● **TASK TO CARRY OUT**
Beneath this task is a listing; retype all of it exactly.

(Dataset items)
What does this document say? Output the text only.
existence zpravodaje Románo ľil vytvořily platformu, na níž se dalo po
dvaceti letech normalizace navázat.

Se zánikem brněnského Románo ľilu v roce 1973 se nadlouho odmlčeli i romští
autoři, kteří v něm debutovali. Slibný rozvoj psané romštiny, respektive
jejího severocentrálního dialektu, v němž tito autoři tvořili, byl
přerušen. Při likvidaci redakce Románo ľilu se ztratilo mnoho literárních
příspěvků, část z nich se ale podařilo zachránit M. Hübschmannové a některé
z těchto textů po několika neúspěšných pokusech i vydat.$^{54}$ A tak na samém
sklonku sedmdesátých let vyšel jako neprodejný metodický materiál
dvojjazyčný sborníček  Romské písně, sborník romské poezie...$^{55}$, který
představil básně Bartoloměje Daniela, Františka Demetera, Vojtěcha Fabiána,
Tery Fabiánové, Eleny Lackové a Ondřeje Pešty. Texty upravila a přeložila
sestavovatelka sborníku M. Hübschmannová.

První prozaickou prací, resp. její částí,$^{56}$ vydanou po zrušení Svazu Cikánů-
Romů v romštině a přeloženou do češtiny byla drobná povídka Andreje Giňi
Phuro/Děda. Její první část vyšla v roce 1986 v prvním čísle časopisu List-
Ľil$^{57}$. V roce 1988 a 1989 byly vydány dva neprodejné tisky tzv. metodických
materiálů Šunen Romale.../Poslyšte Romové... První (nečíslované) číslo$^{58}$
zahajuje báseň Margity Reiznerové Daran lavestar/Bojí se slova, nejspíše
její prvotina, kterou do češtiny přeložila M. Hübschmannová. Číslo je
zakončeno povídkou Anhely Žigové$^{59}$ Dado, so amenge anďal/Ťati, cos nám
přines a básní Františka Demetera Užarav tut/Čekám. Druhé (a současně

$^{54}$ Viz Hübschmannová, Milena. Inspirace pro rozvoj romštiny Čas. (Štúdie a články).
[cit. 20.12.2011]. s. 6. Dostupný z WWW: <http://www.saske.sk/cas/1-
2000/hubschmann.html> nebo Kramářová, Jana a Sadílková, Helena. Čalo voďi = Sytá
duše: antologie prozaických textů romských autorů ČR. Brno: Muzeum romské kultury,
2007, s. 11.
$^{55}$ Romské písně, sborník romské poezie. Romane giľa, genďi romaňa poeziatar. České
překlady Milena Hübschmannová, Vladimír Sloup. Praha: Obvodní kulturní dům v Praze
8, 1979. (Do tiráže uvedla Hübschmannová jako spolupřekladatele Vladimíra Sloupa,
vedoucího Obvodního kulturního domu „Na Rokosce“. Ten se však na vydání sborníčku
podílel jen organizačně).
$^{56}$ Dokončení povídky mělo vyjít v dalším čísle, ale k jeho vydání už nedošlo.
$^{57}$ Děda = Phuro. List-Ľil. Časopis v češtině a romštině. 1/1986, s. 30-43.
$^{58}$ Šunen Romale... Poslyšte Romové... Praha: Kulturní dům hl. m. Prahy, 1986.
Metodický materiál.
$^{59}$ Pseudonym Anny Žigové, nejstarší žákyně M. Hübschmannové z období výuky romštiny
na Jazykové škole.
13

● **SOLUTION FOR THIS PROBLEM**
What does this document say? Output the text only.
existence zpravodaje Románo ľil vytvořily platformu, na níž se dalo po
dvaceti letech normalizace navázat.

Se zánikem brněnského Románo ľilu v roce 1973 se nadlouho odmlčeli i romští
autoři, kteří v něm debutovali. Slibný rozvoj psané romštiny, respektive
jejího severocentrálního dialektu, v němž tito autoři tvořili, byl
přerušen. Při likvidaci redakce Románo ľilu se ztratilo mnoho literárních
příspěvků, část z nich se ale podařilo zachránit M. Hübschmannové a některé
z těchto textů po několika neúspěšných pokusech i vydat.$^{54}$ A tak na samém
sklonku sedmdesátých let vyšel jako neprodejný metodický materiál
dvojjazyčný sborníček  Romské písně, sborník romské poezie...$^{55}$, který
představil básně Bartoloměje Daniela, Františka Demetera, Vojtěcha Fabiána,
Tery Fabiánové, Eleny Lackové a Ondřeje Pešty. Texty upravila a přeložila
sestavovatelka sborníku M. Hübschmannová.

První prozaickou prací, resp. její částí,$^{56}$ vydanou po zrušení Svazu Cikánů-
Romů v romštině a přeloženou do češtiny byla drobná povídka Andreje Giňi
Phuro/Děda. Její první část vyšla v roce 1986 v prvním čísle časopisu List-
Ľil$^{57}$. V roce 1988 a 1989 byly vydány dva neprodejné tisky tzv. metodických
materiálů Šunen Romale.../Poslyšte Romové... První (nečíslované) číslo$^{58}$
zahajuje báseň Margity Reiznerové Daran lavestar/Bojí se slova, nejspíše
její prvotina, kterou do češtiny přeložila M. Hübschmannová. Číslo je
zakončeno povídkou Anhely Žigové$^{59}$ Dado, so amenge anďal/Ťati, cos nám
přines a básní Františka Demetera Užarav tut/Čekám. Druhé (a současně

$^{54}$ Viz Hübschmannová, Milena. Inspirace pro rozvoj romštiny Čas. (Štúdie a články).
[cit. 20.12.2011]. s. 6. Dostupný z WWW: <http://www.saske.sk/cas/1-
2000/hubschmann.html> nebo Kramářová, Jana a Sadílková, Helena. Čalo voďi = Sytá
duše: antologie prozaických textů romských autorů ČR. Brno: Muzeum romské kultury,
2007, s. 11.
$^{55}$ Romské písně, sborník romské poezie. Romane giľa, genďi romaňa poeziatar. České
překlady Milena Hübschmannová, Vladimír Sloup. Praha: Obvodní kulturní dům v Praze
8, 1979. (Do tiráže uvedla Hübschmannová jako spolupřekladatele Vladimíra Sloupa,
vedoucího Obvodního kulturního domu „Na Rokosce“. Ten se však na vydání sborníčku
podílel jen organizačně).
$^{56}$ Dokončení povídky mělo vyjít v dalším čísle, ale k jeho vydání už nedošlo.
$^{57}$ Děda = Phuro. List-Ľil. Časopis v češtině a romštině. 1/1986, s. 30-43.
$^{58}$ Šunen Romale... Poslyšte Romové... Praha: Kulturní dům hl. m. Prahy, 1986.
Metodický materiál.
$^{59}$ Pseudonym Anny Žigové, nejstarší žákyně M. Hübschmannové z období výuky romštiny
na Jazykové škole.
13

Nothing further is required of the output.